» GIVEN INFORMATION:
□ □ □

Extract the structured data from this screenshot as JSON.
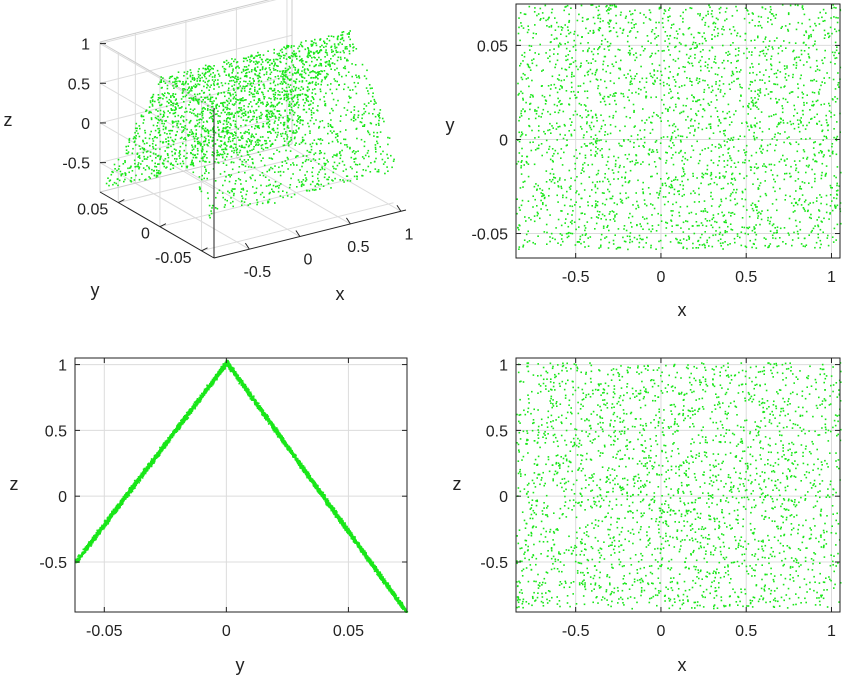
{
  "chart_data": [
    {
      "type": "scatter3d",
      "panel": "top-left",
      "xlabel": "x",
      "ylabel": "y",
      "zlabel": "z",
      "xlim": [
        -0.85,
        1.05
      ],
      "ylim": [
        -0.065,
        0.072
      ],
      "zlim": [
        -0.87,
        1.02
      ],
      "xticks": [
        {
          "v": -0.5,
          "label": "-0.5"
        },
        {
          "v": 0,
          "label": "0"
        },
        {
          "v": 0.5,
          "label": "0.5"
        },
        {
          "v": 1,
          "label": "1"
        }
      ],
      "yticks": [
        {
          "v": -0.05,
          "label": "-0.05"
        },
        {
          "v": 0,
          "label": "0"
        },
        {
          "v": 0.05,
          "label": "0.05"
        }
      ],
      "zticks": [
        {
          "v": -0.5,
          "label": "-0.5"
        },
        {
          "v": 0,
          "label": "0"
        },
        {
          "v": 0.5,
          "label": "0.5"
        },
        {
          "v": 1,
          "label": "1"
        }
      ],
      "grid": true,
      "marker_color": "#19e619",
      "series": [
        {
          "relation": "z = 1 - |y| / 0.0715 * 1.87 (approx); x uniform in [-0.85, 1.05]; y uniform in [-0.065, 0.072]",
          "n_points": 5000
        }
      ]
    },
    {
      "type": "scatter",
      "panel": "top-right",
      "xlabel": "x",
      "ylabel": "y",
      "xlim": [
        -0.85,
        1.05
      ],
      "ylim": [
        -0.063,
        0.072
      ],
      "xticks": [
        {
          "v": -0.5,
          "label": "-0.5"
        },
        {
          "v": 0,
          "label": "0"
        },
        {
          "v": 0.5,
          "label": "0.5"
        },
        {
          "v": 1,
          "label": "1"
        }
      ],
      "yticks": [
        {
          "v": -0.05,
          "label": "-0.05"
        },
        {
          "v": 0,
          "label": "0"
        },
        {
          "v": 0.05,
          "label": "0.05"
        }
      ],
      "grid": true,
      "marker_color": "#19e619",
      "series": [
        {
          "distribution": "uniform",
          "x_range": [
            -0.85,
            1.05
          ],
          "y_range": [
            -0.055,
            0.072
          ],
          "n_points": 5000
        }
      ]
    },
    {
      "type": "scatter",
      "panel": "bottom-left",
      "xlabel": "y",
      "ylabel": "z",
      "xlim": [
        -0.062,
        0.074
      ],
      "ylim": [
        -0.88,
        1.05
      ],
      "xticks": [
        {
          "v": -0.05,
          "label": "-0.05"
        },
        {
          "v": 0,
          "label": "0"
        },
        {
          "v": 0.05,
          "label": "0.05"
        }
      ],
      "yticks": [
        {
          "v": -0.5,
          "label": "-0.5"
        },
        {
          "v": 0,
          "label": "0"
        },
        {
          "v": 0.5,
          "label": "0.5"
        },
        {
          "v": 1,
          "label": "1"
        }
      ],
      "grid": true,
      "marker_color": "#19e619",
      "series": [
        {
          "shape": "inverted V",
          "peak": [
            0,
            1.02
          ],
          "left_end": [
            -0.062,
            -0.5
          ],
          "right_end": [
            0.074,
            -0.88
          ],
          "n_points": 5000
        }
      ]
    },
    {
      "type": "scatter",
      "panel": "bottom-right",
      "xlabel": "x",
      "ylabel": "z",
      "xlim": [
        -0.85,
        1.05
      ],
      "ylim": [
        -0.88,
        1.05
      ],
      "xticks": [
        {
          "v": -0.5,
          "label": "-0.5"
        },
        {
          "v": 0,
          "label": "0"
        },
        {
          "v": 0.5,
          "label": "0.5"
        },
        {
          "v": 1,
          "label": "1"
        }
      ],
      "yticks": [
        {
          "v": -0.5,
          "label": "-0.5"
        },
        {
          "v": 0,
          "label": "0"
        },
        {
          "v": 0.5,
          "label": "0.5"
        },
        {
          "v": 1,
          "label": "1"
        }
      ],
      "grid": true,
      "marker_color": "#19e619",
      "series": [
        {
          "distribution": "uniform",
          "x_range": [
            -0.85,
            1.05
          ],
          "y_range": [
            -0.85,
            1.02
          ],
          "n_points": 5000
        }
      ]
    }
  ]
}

□ □ □

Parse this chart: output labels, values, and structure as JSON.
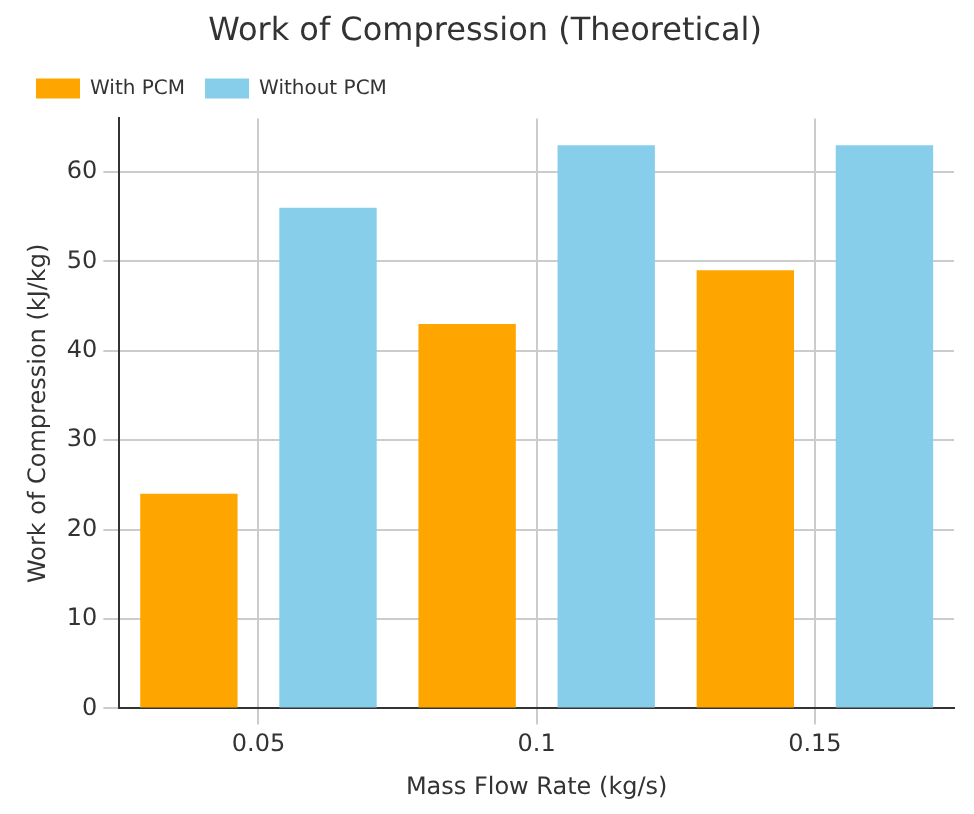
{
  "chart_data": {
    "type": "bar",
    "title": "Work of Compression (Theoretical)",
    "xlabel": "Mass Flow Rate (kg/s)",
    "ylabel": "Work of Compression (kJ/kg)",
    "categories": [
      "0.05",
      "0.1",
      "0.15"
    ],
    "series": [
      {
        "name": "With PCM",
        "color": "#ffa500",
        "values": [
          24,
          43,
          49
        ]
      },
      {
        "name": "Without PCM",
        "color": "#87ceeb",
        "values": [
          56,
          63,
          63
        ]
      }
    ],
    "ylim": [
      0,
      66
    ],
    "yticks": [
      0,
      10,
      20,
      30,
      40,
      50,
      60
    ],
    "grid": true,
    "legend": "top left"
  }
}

□ □ □

» STATED PROBLEM: Gather up every line in the data above that contains the word "this", copying each one.

» SOLVED EXERCISE:
Extract the structured data from this screenshot as JSON.
Parse this chart: output labels, values, and structure as JSON.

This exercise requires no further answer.